# [Written task]
Pull out each line of the records holding the string "Stockton".

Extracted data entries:
------------------------------------------------------------------------
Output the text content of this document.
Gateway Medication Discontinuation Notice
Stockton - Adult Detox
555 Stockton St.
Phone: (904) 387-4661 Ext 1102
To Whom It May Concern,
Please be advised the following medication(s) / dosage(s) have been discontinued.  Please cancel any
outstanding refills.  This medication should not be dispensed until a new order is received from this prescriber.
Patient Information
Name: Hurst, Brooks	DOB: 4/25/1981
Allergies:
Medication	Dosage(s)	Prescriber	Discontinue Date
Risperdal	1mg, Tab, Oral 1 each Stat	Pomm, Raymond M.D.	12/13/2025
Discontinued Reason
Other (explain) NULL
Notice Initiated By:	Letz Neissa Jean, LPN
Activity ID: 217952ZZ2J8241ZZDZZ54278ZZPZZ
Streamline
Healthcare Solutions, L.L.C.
------------------------------------------------------------------------
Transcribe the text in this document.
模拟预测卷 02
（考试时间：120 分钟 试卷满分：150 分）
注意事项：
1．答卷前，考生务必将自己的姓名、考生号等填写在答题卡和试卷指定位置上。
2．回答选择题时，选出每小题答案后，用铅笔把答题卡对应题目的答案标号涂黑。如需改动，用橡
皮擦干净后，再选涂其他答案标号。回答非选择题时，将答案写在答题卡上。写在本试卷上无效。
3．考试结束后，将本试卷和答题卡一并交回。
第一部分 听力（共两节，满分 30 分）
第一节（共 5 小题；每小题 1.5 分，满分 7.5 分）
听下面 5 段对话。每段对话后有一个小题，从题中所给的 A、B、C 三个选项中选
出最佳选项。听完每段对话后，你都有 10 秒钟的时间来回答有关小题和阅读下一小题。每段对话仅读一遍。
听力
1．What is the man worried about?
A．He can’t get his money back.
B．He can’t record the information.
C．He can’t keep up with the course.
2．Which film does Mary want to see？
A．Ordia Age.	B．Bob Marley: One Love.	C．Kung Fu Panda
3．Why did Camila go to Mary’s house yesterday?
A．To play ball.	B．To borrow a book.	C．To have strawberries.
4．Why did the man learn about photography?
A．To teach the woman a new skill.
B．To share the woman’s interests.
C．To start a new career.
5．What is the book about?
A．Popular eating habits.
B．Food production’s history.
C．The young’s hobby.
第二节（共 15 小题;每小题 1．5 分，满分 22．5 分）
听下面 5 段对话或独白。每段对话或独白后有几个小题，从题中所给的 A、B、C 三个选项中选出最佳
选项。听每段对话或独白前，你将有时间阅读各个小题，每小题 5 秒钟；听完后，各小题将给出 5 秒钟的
------------------------------------------------------------------------
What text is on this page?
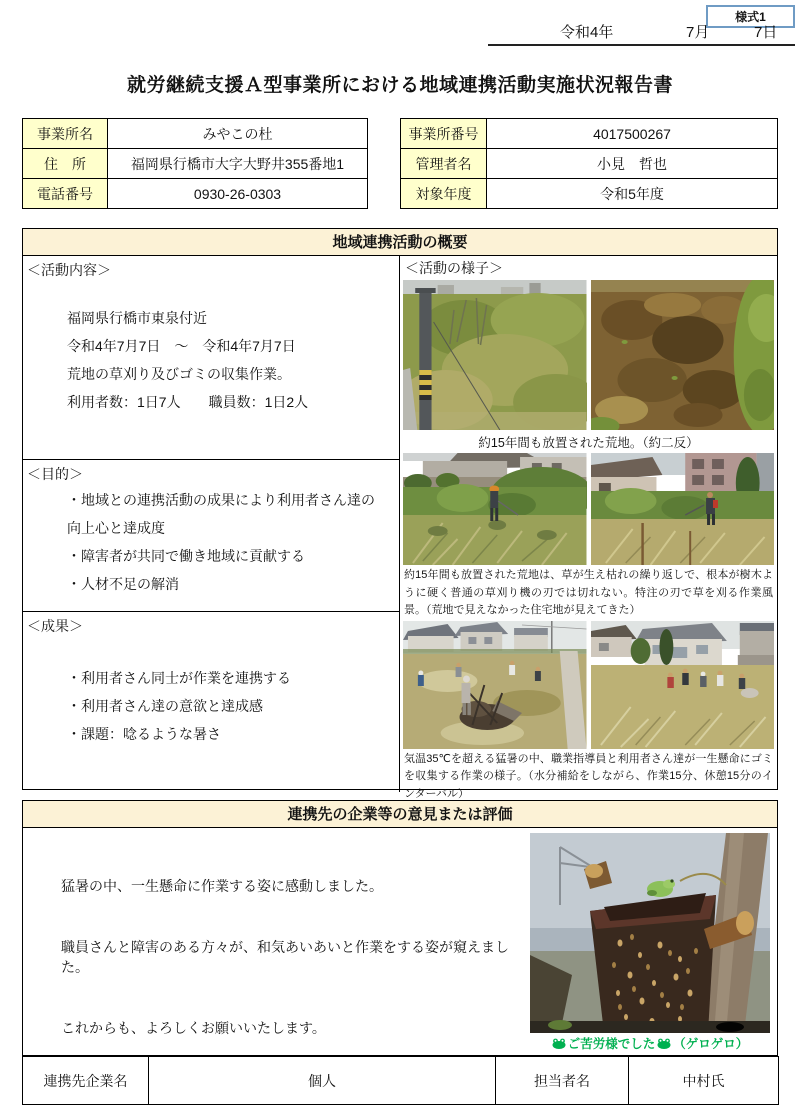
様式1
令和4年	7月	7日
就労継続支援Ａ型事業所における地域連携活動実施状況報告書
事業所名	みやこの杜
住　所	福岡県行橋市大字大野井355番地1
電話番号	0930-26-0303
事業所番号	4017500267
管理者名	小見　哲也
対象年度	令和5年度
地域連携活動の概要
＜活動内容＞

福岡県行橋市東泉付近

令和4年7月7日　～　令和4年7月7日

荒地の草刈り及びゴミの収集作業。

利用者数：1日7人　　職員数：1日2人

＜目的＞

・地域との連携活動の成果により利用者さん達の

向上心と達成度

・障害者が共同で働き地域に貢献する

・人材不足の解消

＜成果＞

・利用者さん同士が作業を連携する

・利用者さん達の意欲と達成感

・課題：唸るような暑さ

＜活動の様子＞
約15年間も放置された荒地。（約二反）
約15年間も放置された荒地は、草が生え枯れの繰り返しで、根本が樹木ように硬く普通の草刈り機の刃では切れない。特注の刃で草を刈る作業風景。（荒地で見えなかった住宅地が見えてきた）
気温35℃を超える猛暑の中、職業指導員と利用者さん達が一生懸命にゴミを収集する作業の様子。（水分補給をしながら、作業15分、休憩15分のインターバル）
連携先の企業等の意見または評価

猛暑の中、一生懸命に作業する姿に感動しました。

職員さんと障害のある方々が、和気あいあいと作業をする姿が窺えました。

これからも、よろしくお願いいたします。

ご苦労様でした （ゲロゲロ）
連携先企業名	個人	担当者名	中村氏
------------------------------------------------------------------------
# [Final answer]
Stockton - Adult Detox
555 Stockton St.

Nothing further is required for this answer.